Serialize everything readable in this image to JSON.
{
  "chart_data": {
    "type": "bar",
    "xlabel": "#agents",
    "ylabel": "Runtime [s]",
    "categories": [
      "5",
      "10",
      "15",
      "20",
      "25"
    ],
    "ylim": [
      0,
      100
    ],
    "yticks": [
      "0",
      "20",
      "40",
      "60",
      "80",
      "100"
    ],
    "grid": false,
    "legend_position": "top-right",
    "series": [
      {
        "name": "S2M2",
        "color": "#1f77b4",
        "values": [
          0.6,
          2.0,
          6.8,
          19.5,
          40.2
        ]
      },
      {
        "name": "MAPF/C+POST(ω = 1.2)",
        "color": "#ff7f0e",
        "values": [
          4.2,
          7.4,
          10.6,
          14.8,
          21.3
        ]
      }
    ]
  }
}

--

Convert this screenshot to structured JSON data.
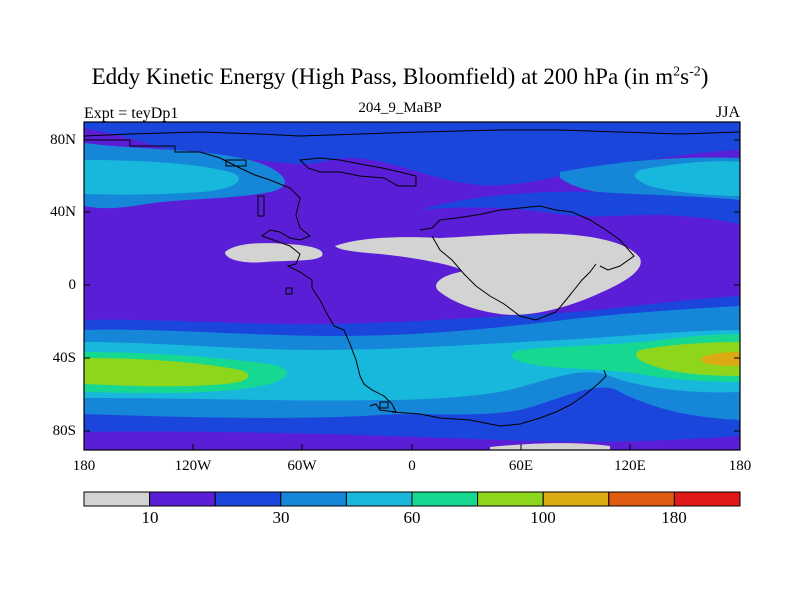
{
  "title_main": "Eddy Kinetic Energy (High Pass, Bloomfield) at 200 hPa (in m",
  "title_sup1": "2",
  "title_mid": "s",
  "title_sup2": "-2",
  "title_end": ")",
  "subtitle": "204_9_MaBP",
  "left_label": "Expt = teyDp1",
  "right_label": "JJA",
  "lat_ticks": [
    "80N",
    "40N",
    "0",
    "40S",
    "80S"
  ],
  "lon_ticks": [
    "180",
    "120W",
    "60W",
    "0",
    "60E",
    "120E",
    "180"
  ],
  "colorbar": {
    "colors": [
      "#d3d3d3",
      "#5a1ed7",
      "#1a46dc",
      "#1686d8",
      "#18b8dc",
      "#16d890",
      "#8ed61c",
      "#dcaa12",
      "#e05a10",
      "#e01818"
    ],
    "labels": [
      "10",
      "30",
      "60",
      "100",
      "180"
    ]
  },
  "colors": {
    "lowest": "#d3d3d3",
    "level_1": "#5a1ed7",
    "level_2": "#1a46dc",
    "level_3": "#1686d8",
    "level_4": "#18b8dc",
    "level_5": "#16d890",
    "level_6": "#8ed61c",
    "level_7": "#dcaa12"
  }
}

» **CHALLENGE**
The answer should be a single number: the count of lines in the data that include the string "this".

» **RESPONSE BELOW**
2